### Written task:
What is the number of lines in the data that hold the string "artist"? Reply with that number only.

### Records for the exercise:
▼

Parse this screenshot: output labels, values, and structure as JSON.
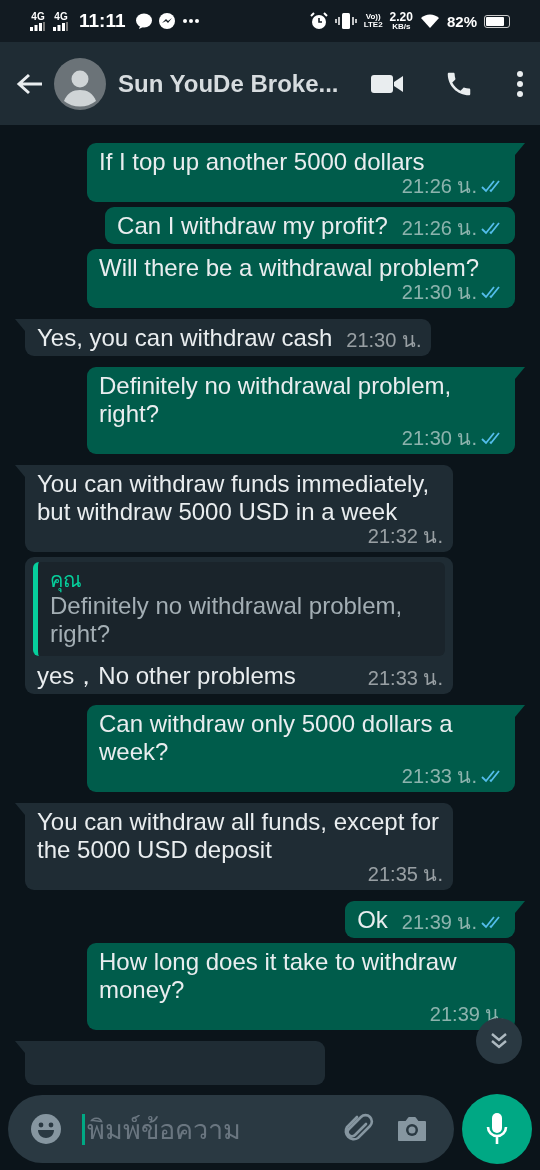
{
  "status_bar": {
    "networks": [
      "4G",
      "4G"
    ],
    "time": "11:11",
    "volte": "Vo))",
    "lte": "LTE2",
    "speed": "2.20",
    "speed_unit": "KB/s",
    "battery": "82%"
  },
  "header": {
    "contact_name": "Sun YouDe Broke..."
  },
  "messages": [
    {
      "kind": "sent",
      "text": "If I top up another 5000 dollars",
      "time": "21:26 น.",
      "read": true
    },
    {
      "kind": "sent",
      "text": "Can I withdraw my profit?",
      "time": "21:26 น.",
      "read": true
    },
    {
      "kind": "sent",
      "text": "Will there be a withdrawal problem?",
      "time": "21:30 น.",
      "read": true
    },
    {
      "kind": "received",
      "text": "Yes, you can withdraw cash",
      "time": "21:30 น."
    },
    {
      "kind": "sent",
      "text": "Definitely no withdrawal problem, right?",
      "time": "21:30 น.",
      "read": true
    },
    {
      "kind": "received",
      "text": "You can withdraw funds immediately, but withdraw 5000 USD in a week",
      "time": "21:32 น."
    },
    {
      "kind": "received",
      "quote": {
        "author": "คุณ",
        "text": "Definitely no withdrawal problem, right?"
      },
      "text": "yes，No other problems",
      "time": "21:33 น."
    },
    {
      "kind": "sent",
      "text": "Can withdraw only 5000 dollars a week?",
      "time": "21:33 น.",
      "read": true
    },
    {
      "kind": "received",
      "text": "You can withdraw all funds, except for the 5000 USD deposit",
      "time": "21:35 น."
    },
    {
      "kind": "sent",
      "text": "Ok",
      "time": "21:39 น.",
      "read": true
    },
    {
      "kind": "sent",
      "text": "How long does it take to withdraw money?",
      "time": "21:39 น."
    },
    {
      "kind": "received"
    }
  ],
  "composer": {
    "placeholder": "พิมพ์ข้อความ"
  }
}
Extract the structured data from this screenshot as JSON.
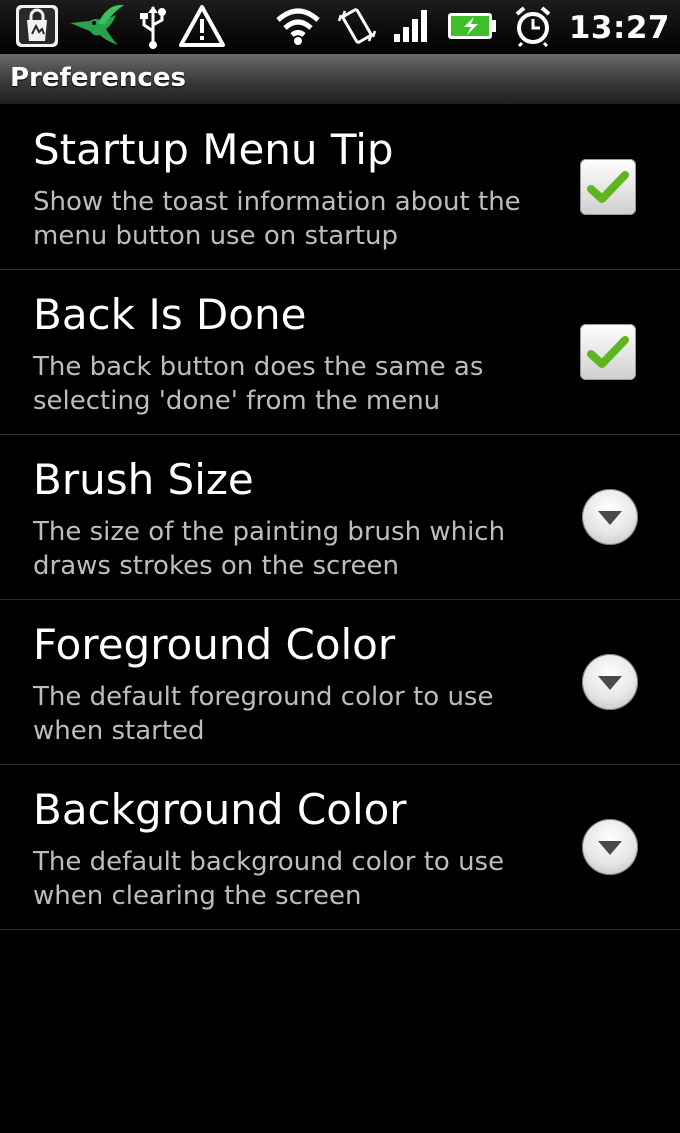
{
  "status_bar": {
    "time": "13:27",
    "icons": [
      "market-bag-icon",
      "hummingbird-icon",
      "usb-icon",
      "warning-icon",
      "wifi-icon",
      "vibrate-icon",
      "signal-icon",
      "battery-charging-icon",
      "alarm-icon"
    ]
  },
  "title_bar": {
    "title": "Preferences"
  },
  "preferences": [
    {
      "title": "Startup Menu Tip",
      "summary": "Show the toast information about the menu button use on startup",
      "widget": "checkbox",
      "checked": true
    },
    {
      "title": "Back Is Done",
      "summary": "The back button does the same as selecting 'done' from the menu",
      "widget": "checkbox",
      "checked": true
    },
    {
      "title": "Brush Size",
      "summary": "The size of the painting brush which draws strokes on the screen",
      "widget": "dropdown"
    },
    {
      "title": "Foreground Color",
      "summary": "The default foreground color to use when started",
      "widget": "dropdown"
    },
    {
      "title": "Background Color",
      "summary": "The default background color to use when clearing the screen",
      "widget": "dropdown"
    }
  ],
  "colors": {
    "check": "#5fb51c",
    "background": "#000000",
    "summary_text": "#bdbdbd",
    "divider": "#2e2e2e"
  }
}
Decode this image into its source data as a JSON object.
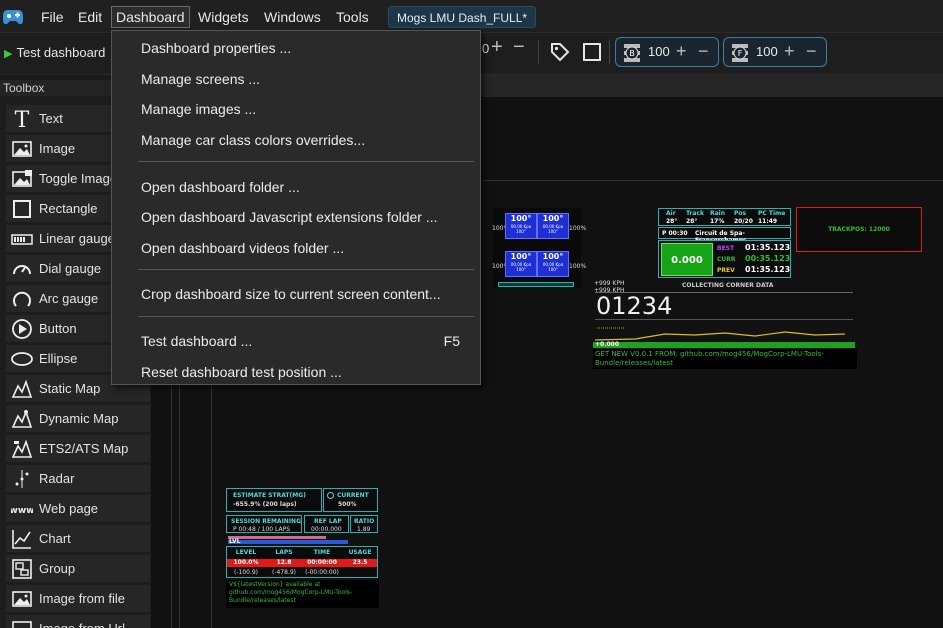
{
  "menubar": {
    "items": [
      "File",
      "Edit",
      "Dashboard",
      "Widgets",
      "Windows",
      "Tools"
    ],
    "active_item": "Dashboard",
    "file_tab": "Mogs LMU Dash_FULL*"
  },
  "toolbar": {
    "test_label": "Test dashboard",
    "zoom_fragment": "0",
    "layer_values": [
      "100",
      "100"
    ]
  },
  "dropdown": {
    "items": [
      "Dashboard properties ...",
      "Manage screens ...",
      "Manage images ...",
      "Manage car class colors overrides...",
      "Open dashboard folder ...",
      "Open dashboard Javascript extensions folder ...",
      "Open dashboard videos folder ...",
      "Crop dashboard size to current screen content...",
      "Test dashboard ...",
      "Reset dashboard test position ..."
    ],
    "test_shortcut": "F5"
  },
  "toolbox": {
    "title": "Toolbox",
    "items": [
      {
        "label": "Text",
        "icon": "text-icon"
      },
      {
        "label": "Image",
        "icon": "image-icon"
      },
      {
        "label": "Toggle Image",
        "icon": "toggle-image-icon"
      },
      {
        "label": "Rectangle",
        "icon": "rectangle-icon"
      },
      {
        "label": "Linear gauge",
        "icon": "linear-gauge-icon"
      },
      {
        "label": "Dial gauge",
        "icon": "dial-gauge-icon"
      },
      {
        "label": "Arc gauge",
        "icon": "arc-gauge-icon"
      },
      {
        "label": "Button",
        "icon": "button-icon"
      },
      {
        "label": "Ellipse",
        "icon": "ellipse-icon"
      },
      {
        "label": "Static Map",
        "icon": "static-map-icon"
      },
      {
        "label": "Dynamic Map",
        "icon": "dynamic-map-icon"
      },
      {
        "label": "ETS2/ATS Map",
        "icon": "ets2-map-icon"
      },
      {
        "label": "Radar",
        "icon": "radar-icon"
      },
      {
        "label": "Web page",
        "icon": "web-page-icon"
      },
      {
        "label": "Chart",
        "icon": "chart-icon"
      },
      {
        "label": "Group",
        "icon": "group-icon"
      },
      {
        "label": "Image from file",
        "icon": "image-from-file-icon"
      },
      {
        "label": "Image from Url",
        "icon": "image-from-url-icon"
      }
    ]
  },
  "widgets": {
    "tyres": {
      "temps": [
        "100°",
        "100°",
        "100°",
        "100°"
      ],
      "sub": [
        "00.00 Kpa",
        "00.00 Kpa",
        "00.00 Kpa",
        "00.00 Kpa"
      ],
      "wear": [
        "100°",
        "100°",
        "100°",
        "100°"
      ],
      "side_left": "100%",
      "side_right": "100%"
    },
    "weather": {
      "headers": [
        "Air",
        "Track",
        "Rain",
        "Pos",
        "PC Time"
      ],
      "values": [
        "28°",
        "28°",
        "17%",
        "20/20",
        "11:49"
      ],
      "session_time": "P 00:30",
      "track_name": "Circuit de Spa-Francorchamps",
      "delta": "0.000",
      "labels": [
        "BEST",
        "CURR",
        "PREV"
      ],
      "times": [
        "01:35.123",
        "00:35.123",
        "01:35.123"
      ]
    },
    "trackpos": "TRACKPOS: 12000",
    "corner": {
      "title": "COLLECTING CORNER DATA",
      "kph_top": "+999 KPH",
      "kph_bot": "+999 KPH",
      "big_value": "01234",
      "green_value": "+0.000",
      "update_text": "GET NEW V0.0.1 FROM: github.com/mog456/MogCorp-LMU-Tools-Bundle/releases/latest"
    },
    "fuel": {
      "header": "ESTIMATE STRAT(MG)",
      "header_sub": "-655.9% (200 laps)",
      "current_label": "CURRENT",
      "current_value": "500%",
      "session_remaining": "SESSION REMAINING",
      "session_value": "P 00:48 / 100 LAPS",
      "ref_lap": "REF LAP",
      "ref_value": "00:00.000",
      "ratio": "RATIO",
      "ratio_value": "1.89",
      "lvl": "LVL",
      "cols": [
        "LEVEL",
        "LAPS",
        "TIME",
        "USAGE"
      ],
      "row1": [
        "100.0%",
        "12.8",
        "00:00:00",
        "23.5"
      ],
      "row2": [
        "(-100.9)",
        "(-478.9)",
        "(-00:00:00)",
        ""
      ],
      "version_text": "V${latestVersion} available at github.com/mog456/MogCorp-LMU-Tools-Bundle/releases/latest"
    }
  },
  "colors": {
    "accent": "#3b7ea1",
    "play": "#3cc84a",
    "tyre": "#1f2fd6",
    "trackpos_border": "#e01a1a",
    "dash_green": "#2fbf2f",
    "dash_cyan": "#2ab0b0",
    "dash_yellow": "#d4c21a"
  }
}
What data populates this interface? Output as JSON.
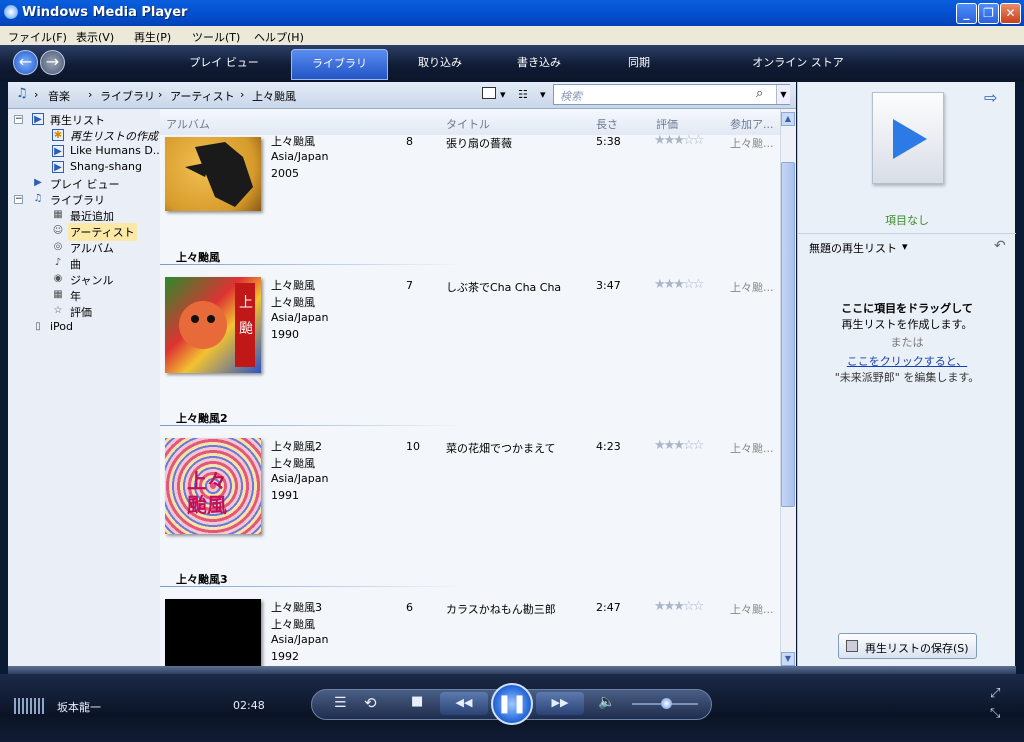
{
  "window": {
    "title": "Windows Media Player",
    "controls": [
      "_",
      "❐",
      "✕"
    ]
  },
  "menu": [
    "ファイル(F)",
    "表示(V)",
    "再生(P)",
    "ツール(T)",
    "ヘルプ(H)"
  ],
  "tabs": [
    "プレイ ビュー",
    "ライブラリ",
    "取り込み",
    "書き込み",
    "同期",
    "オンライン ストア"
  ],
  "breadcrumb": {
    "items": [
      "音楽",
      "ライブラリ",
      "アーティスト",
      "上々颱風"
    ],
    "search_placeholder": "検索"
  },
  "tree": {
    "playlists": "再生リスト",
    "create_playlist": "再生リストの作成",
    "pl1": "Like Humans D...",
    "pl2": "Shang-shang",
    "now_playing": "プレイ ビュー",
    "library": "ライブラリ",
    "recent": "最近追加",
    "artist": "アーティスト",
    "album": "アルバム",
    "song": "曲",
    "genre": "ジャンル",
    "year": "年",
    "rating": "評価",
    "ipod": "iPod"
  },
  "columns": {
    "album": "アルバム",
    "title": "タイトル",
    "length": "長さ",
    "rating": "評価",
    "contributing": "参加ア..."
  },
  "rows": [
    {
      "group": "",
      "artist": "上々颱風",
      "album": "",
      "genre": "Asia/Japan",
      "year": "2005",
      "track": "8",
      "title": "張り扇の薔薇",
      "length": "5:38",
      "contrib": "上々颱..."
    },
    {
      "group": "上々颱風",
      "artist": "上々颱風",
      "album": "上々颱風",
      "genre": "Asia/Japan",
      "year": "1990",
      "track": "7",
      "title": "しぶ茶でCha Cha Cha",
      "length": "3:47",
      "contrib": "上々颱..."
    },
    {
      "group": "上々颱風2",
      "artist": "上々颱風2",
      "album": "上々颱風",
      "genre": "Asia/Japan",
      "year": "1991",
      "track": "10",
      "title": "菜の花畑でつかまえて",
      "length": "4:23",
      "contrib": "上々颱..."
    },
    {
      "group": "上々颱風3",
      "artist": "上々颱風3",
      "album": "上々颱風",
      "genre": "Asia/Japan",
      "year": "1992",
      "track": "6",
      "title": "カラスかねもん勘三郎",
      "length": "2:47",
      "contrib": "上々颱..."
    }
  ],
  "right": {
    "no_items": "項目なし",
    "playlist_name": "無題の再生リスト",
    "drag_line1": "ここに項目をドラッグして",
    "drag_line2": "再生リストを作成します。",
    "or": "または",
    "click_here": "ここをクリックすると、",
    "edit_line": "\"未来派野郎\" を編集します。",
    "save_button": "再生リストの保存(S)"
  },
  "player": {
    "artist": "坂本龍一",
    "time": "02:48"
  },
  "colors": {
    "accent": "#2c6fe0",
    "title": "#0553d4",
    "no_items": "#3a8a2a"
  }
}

▲

### Worked solution:
6